* [WHAT IS EXPECTED]: Each line that follows is to be retyped exactly.

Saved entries
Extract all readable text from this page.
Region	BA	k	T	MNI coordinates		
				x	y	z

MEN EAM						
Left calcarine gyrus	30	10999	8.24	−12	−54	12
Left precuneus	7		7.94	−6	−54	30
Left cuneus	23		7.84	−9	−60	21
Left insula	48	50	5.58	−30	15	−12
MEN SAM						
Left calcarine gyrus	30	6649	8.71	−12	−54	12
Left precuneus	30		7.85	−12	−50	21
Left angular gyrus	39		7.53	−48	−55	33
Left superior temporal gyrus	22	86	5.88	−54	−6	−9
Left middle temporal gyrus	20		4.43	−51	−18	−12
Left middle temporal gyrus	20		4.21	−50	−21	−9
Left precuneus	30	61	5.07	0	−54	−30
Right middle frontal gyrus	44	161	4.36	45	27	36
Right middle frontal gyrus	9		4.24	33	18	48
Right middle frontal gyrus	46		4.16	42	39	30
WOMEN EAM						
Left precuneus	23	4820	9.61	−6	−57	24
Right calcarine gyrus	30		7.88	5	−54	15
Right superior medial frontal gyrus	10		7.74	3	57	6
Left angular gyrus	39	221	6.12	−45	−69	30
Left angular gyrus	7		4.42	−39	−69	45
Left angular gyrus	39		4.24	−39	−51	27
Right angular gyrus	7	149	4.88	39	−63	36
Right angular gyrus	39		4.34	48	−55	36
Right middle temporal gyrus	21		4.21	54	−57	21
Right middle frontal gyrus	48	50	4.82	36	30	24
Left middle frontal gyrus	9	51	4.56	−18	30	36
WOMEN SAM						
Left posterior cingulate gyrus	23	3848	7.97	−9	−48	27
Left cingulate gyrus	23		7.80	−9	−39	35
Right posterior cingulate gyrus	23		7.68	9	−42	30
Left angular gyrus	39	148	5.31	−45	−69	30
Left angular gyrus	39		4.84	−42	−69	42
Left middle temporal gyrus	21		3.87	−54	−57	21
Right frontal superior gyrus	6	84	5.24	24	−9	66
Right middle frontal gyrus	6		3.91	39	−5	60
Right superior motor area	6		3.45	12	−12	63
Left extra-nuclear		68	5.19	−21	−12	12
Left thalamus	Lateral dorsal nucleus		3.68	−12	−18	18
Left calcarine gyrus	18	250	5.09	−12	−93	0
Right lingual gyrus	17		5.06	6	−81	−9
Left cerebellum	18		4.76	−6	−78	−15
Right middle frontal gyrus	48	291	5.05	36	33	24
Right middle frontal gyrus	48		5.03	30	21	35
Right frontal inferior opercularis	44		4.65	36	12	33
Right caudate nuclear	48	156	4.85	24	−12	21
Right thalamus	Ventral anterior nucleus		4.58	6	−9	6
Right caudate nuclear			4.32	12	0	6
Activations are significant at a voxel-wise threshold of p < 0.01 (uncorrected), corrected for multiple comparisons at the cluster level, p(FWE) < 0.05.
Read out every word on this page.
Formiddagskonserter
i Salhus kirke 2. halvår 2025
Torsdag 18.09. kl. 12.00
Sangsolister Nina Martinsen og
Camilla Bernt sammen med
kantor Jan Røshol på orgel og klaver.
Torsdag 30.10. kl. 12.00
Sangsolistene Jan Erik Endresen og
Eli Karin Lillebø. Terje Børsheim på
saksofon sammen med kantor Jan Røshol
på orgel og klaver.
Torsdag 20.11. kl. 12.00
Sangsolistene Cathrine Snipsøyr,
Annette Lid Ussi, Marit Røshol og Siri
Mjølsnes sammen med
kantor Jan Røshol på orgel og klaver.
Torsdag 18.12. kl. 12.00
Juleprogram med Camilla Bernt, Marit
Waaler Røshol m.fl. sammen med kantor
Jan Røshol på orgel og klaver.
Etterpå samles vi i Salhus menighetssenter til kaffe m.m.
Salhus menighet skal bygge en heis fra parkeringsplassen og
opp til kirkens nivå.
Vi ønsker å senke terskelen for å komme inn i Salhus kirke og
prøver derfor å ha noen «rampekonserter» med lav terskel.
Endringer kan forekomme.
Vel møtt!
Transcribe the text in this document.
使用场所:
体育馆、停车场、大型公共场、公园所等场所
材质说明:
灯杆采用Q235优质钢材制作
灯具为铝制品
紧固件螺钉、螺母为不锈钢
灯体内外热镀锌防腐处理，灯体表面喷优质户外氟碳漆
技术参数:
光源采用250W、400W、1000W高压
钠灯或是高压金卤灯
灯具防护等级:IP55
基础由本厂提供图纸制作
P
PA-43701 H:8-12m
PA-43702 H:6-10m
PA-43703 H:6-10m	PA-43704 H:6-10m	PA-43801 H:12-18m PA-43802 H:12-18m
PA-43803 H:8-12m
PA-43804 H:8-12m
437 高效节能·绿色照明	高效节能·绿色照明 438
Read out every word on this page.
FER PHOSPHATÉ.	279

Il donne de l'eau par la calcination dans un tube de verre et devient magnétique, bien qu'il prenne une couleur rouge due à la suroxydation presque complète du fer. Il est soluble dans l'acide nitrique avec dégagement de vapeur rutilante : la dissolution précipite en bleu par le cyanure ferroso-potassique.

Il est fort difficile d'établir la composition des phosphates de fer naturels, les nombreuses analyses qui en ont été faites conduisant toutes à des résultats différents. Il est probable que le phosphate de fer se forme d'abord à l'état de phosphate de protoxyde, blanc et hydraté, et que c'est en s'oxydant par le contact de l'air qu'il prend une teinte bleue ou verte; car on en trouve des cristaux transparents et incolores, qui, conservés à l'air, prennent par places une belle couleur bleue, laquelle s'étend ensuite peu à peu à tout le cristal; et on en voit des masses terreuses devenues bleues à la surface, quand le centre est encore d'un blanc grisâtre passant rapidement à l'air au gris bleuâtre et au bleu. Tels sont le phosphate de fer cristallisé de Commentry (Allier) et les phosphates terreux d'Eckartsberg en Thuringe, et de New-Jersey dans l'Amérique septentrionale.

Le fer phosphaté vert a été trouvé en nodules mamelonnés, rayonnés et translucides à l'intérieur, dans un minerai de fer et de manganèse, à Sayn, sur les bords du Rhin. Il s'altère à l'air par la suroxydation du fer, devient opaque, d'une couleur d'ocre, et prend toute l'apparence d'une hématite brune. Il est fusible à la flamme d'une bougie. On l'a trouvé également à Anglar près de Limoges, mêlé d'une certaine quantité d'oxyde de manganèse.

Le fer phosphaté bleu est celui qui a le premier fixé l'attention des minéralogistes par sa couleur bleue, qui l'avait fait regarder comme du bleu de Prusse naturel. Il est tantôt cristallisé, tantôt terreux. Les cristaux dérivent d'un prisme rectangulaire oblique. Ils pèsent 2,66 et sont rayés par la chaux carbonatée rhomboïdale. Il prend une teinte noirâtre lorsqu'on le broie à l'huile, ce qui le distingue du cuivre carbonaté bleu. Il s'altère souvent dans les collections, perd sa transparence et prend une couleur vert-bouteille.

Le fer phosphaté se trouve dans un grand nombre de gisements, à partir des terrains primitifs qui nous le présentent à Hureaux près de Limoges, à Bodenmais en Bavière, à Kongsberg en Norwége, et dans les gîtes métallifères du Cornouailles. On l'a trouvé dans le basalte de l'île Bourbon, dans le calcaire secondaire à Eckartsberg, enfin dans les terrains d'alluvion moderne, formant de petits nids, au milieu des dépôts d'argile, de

* [ANSWER FOR THIS EXERCISE]:
Extract all readable text from this page.
Region	BA	k	T	MNI coordinates		
				x	y	z

MEN EAM						
Left calcarine gyrus	30	10999	8.24	−12	−54	12
Left precuneus	7		7.94	−6	−54	30
Left cuneus	23		7.84	−9	−60	21
Left insula	48	50	5.58	−30	15	−12
MEN SAM						
Left calcarine gyrus	30	6649	8.71	−12	−54	12
Left precuneus	30		7.85	−12	−50	21
Left angular gyrus	39		7.53	−48	−55	33
Left superior temporal gyrus	22	86	5.88	−54	−6	−9
Left middle temporal gyrus	20		4.43	−51	−18	−12
Left middle temporal gyrus	20		4.21	−50	−21	−9
Left precuneus	30	61	5.07	0	−54	−30
Right middle frontal gyrus	44	161	4.36	45	27	36
Right middle frontal gyrus	9		4.24	33	18	48
Right middle frontal gyrus	46		4.16	42	39	30
WOMEN EAM						
Left precuneus	23	4820	9.61	−6	−57	24
Right calcarine gyrus	30		7.88	5	−54	15
Right superior medial frontal gyrus	10		7.74	3	57	6
Left angular gyrus	39	221	6.12	−45	−69	30
Left angular gyrus	7		4.42	−39	−69	45
Left angular gyrus	39		4.24	−39	−51	27
Right angular gyrus	7	149	4.88	39	−63	36
Right angular gyrus	39		4.34	48	−55	36
Right middle temporal gyrus	21		4.21	54	−57	21
Right middle frontal gyrus	48	50	4.82	36	30	24
Left middle frontal gyrus	9	51	4.56	−18	30	36
WOMEN SAM						
Left posterior cingulate gyrus	23	3848	7.97	−9	−48	27
Left cingulate gyrus	23		7.80	−9	−39	35
Right posterior cingulate gyrus	23		7.68	9	−42	30
Left angular gyrus	39	148	5.31	−45	−69	30
Left angular gyrus	39		4.84	−42	−69	42
Left middle temporal gyrus	21		3.87	−54	−57	21
Right frontal superior gyrus	6	84	5.24	24	−9	66
Right middle frontal gyrus	6		3.91	39	−5	60
Right superior motor area	6		3.45	12	−12	63
Left extra-nuclear		68	5.19	−21	−12	12
Left thalamus	Lateral dorsal nucleus		3.68	−12	−18	18
Left calcarine gyrus	18	250	5.09	−12	−93	0
Right lingual gyrus	17		5.06	6	−81	−9
Left cerebellum	18		4.76	−6	−78	−15
Right middle frontal gyrus	48	291	5.05	36	33	24
Right middle frontal gyrus	48		5.03	30	21	35
Right frontal inferior opercularis	44		4.65	36	12	33
Right caudate nuclear	48	156	4.85	24	−12	21
Right thalamus	Ventral anterior nucleus		4.58	6	−9	6
Right caudate nuclear			4.32	12	0	6
Activations are significant at a voxel-wise threshold of p < 0.01 (uncorrected), corrected for multiple comparisons at the cluster level, p(FWE) < 0.05.
Read out every word on this page.
Formiddagskonserter
i Salhus kirke 2. halvår 2025
Torsdag 18.09. kl. 12.00
Sangsolister Nina Martinsen og
Camilla Bernt sammen med
kantor Jan Røshol på orgel og klaver.
Torsdag 30.10. kl. 12.00
Sangsolistene Jan Erik Endresen og
Eli Karin Lillebø. Terje Børsheim på
saksofon sammen med kantor Jan Røshol
på orgel og klaver.
Torsdag 20.11. kl. 12.00
Sangsolistene Cathrine Snipsøyr,
Annette Lid Ussi, Marit Røshol og Siri
Mjølsnes sammen med
kantor Jan Røshol på orgel og klaver.
Torsdag 18.12. kl. 12.00
Juleprogram med Camilla Bernt, Marit
Waaler Røshol m.fl. sammen med kantor
Jan Røshol på orgel og klaver.
Etterpå samles vi i Salhus menighetssenter til kaffe m.m.
Salhus menighet skal bygge en heis fra parkeringsplassen og
opp til kirkens nivå.
Vi ønsker å senke terskelen for å komme inn i Salhus kirke og
prøver derfor å ha noen «rampekonserter» med lav terskel.
Endringer kan forekomme.
Vel møtt!
Transcribe the text in this document.
使用场所:
体育馆、停车场、大型公共场、公园所等场所
材质说明:
灯杆采用Q235优质钢材制作
灯具为铝制品
紧固件螺钉、螺母为不锈钢
灯体内外热镀锌防腐处理，灯体表面喷优质户外氟碳漆
技术参数:
光源采用250W、400W、1000W高压
钠灯或是高压金卤灯
灯具防护等级:IP55
基础由本厂提供图纸制作
P
PA-43701 H:8-12m
PA-43702 H:6-10m
PA-43703 H:6-10m	PA-43704 H:6-10m	PA-43801 H:12-18m PA-43802 H:12-18m
PA-43803 H:8-12m
PA-43804 H:8-12m
437 高效节能·绿色照明	高效节能·绿色照明 438
Read out every word on this page.
FER PHOSPHATÉ.	279

Il donne de l'eau par la calcination dans un tube de verre et devient magnétique, bien qu'il prenne une couleur rouge due à la suroxydation presque complète du fer. Il est soluble dans l'acide nitrique avec dégagement de vapeur rutilante : la dissolution précipite en bleu par le cyanure ferroso-potassique.

Il est fort difficile d'établir la composition des phosphates de fer naturels, les nombreuses analyses qui en ont été faites conduisant toutes à des résultats différents. Il est probable que le phosphate de fer se forme d'abord à l'état de phosphate de protoxyde, blanc et hydraté, et que c'est en s'oxydant par le contact de l'air qu'il prend une teinte bleue ou verte; car on en trouve des cristaux transparents et incolores, qui, conservés à l'air, prennent par places une belle couleur bleue, laquelle s'étend ensuite peu à peu à tout le cristal; et on en voit des masses terreuses devenues bleues à la surface, quand le centre est encore d'un blanc grisâtre passant rapidement à l'air au gris bleuâtre et au bleu. Tels sont le phosphate de fer cristallisé de Commentry (Allier) et les phosphates terreux d'Eckartsberg en Thuringe, et de New-Jersey dans l'Amérique septentrionale.

Le fer phosphaté vert a été trouvé en nodules mamelonnés, rayonnés et translucides à l'intérieur, dans un minerai de fer et de manganèse, à Sayn, sur les bords du Rhin. Il s'altère à l'air par la suroxydation du fer, devient opaque, d'une couleur d'ocre, et prend toute l'apparence d'une hématite brune. Il est fusible à la flamme d'une bougie. On l'a trouvé également à Anglar près de Limoges, mêlé d'une certaine quantité d'oxyde de manganèse.

Le fer phosphaté bleu est celui qui a le premier fixé l'attention des minéralogistes par sa couleur bleue, qui l'avait fait regarder comme du bleu de Prusse naturel. Il est tantôt cristallisé, tantôt terreux. Les cristaux dérivent d'un prisme rectangulaire oblique. Ils pèsent 2,66 et sont rayés par la chaux carbonatée rhomboïdale. Il prend une teinte noirâtre lorsqu'on le broie à l'huile, ce qui le distingue du cuivre carbonaté bleu. Il s'altère souvent dans les collections, perd sa transparence et prend une couleur vert-bouteille.

Le fer phosphaté se trouve dans un grand nombre de gisements, à partir des terrains primitifs qui nous le présentent à Hureaux près de Limoges, à Bodenmais en Bavière, à Kongsberg en Norwége, et dans les gîtes métallifères du Cornouailles. On l'a trouvé dans le basalte de l'île Bourbon, dans le calcaire secondaire à Eckartsberg, enfin dans les terrains d'alluvion moderne, formant de petits nids, au milieu des dépôts d'argile, de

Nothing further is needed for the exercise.